§ PROBLEM TO SOLVE:
Work through the data line by line, gathering every line that has the word "Energy".
++++ RECORDS SHOWN
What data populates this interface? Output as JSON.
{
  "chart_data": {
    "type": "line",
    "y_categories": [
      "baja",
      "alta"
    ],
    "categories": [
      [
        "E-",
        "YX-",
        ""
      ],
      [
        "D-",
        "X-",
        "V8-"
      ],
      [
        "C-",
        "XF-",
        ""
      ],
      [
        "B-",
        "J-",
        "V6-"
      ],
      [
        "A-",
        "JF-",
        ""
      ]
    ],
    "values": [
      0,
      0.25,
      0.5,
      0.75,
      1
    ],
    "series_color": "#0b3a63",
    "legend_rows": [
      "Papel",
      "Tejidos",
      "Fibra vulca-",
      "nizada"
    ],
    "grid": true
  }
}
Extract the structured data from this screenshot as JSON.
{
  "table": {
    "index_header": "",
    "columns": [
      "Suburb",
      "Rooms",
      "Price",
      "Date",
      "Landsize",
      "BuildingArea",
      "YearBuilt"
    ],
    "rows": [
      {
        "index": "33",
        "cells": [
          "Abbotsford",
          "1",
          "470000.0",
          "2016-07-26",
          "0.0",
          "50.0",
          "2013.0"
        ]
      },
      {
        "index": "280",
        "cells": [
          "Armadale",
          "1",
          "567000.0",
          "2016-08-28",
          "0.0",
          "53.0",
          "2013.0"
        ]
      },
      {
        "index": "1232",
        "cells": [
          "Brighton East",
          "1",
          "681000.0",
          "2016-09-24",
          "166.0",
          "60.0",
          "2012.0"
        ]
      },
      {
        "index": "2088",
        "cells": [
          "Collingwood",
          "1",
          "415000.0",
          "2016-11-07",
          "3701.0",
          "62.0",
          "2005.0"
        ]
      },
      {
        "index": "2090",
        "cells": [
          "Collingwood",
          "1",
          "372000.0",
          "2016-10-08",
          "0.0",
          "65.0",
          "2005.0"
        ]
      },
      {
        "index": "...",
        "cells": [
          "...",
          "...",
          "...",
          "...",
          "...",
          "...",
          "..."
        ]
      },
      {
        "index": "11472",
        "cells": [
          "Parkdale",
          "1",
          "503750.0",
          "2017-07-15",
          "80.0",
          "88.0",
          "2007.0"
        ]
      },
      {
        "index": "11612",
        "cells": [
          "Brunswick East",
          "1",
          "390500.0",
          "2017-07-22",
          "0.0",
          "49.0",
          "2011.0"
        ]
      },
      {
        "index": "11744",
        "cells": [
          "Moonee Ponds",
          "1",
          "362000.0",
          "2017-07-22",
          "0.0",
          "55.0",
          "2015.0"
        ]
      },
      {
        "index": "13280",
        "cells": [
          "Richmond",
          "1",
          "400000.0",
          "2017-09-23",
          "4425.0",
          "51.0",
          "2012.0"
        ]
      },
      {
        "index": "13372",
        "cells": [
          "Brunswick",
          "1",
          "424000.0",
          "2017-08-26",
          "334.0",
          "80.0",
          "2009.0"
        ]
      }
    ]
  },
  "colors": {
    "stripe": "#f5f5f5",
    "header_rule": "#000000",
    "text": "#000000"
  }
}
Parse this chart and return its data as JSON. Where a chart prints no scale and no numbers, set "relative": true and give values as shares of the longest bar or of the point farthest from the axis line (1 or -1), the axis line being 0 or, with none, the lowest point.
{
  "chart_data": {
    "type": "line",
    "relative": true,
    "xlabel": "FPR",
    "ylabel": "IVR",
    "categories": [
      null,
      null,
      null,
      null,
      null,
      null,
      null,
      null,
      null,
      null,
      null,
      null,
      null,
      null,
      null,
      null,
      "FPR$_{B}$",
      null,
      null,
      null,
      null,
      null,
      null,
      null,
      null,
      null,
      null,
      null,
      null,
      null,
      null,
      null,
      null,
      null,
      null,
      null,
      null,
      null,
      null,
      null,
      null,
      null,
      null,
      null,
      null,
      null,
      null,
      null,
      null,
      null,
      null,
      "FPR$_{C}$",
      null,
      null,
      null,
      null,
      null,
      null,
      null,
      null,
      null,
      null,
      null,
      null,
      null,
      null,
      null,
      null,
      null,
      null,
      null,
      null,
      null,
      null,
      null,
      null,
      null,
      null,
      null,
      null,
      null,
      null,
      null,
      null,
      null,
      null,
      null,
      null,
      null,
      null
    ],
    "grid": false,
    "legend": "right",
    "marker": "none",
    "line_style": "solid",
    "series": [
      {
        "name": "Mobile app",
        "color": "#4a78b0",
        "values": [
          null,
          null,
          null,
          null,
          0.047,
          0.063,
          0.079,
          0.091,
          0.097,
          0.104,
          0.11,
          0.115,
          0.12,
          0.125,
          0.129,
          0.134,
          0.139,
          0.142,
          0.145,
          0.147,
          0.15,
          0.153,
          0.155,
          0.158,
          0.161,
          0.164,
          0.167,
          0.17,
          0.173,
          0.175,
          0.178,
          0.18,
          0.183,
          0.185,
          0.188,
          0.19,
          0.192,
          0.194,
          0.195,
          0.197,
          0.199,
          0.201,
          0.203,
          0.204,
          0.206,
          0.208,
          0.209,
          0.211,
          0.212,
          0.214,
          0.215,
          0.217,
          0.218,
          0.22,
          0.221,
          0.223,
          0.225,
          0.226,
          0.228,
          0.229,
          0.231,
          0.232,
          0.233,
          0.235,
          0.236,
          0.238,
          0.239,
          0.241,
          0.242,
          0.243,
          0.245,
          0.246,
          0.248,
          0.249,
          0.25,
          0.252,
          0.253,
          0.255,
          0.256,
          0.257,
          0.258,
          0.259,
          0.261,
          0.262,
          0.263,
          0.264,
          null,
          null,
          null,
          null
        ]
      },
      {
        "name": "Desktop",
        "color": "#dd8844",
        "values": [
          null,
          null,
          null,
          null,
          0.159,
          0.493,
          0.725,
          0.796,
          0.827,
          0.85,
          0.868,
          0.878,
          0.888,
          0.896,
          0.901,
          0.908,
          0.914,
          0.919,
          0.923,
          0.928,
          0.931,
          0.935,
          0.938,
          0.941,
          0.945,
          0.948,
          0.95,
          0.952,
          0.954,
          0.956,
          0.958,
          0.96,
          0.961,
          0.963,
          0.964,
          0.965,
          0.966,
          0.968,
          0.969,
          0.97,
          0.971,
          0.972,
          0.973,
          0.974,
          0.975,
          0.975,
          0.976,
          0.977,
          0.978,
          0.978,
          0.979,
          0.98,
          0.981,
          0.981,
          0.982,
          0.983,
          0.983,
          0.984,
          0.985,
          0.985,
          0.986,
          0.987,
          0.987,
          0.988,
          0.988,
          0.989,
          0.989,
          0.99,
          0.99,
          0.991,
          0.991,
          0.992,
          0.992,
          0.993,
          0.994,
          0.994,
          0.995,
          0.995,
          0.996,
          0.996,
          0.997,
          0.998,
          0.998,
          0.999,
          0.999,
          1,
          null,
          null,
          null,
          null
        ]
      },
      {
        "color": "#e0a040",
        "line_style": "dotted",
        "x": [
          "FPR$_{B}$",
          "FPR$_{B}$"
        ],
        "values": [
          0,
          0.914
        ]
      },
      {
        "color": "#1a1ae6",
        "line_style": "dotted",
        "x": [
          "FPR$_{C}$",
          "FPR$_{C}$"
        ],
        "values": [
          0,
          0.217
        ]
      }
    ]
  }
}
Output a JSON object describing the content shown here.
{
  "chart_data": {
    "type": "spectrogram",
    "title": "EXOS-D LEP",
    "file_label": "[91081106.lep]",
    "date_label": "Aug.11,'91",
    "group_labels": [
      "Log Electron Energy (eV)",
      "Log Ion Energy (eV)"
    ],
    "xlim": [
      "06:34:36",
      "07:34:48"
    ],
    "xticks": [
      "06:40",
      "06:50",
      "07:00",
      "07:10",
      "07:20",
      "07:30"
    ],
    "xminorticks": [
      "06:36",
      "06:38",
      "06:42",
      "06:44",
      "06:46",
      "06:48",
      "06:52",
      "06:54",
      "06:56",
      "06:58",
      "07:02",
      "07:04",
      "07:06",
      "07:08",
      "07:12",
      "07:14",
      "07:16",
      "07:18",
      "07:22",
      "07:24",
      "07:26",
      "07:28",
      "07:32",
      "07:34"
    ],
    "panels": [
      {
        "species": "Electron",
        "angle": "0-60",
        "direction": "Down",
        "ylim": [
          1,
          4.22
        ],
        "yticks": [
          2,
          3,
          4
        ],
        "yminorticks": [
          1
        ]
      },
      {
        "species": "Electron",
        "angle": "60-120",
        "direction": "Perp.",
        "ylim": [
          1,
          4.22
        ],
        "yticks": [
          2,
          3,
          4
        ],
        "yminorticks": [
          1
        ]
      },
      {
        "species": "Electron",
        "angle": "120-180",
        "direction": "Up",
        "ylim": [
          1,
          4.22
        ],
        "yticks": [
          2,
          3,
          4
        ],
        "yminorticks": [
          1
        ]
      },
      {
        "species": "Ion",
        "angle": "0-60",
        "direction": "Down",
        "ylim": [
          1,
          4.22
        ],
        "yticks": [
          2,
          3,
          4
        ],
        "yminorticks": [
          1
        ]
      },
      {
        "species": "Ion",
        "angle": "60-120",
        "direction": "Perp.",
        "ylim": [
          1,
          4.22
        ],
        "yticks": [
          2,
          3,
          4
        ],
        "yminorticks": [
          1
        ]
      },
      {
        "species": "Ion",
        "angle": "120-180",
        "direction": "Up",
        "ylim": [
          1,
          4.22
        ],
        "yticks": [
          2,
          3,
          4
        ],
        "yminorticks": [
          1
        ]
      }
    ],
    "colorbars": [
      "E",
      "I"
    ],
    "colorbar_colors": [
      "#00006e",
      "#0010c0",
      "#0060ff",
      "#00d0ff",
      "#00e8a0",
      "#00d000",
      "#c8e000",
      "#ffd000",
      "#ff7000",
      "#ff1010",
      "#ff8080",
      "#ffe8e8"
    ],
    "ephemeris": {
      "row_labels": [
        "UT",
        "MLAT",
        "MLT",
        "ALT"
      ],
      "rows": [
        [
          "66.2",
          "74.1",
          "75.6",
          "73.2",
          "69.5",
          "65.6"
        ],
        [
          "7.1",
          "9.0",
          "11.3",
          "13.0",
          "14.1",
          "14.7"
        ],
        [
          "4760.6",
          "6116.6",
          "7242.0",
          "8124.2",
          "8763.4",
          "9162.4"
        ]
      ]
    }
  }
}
++++++++
§ EXERCISE SOLUTION:
      "Log Electron Energy (eV)",
      "Log Ion Energy (eV)"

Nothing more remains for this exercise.